(Lines of data)

— START —

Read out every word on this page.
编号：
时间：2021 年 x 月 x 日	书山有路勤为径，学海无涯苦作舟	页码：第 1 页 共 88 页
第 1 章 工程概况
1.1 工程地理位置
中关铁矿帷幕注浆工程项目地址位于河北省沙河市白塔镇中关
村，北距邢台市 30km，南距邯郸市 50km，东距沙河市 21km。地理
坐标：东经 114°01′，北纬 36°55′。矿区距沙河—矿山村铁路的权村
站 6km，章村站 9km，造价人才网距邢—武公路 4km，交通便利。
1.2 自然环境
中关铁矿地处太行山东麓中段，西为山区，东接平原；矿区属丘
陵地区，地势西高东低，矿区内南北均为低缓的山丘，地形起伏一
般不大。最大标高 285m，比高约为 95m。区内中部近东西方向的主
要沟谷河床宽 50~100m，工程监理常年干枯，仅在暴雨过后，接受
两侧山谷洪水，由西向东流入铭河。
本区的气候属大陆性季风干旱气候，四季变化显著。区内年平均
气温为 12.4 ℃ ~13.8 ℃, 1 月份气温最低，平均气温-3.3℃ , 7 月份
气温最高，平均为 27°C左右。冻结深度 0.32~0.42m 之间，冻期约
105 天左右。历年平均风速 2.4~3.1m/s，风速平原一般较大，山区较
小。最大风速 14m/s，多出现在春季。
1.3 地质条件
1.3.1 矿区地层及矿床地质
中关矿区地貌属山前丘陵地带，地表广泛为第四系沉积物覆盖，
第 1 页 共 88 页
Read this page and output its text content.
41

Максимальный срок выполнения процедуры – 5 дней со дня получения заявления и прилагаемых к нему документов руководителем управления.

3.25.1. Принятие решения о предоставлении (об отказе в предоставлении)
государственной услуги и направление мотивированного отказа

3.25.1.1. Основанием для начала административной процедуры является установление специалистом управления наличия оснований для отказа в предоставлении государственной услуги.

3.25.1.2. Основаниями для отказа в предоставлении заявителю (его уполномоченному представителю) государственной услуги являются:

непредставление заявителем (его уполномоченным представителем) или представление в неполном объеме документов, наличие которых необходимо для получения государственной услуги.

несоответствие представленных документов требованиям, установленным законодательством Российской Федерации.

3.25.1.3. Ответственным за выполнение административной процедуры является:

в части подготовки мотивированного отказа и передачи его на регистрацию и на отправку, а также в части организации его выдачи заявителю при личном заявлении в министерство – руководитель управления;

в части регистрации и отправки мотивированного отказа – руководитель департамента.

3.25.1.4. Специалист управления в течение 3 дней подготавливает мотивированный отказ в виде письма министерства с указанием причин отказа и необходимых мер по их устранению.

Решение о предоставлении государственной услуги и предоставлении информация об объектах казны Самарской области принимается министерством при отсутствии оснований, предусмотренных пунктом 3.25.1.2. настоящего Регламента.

— END —

▶ _WHAT YOU NEED TO DO_:
Please repeat all the records above exactly as they appear.

▶ _WORKED SOLUTION_:
Read out every word on this page.
编号：
时间：2021 年 x 月 x 日	书山有路勤为径，学海无涯苦作舟	页码：第 1 页 共 88 页
第 1 章 工程概况
1.1 工程地理位置
中关铁矿帷幕注浆工程项目地址位于河北省沙河市白塔镇中关
村，北距邢台市 30km，南距邯郸市 50km，东距沙河市 21km。地理
坐标：东经 114°01′，北纬 36°55′。矿区距沙河—矿山村铁路的权村
站 6km，章村站 9km，造价人才网距邢—武公路 4km，交通便利。
1.2 自然环境
中关铁矿地处太行山东麓中段，西为山区，东接平原；矿区属丘
陵地区，地势西高东低，矿区内南北均为低缓的山丘，地形起伏一
般不大。最大标高 285m，比高约为 95m。区内中部近东西方向的主
要沟谷河床宽 50~100m，工程监理常年干枯，仅在暴雨过后，接受
两侧山谷洪水，由西向东流入铭河。
本区的气候属大陆性季风干旱气候，四季变化显著。区内年平均
气温为 12.4 ℃ ~13.8 ℃, 1 月份气温最低，平均气温-3.3℃ , 7 月份
气温最高，平均为 27°C左右。冻结深度 0.32~0.42m 之间，冻期约
105 天左右。历年平均风速 2.4~3.1m/s，风速平原一般较大，山区较
小。最大风速 14m/s，多出现在春季。
1.3 地质条件
1.3.1 矿区地层及矿床地质
中关矿区地貌属山前丘陵地带，地表广泛为第四系沉积物覆盖，
第 1 页 共 88 页
Read this page and output its text content.
41

Максимальный срок выполнения процедуры – 5 дней со дня получения заявления и прилагаемых к нему документов руководителем управления.

3.25.1. Принятие решения о предоставлении (об отказе в предоставлении)
государственной услуги и направление мотивированного отказа

3.25.1.1. Основанием для начала административной процедуры является установление специалистом управления наличия оснований для отказа в предоставлении государственной услуги.

3.25.1.2. Основаниями для отказа в предоставлении заявителю (его уполномоченному представителю) государственной услуги являются:

непредставление заявителем (его уполномоченным представителем) или представление в неполном объеме документов, наличие которых необходимо для получения государственной услуги.

несоответствие представленных документов требованиям, установленным законодательством Российской Федерации.

3.25.1.3. Ответственным за выполнение административной процедуры является:

в части подготовки мотивированного отказа и передачи его на регистрацию и на отправку, а также в части организации его выдачи заявителю при личном заявлении в министерство – руководитель управления;

в части регистрации и отправки мотивированного отказа – руководитель департамента.

3.25.1.4. Специалист управления в течение 3 дней подготавливает мотивированный отказ в виде письма министерства с указанием причин отказа и необходимых мер по их устранению.

Решение о предоставлении государственной услуги и предоставлении информация об объектах казны Самарской области принимается министерством при отсутствии оснований, предусмотренных пунктом 3.25.1.2. настоящего Регламента.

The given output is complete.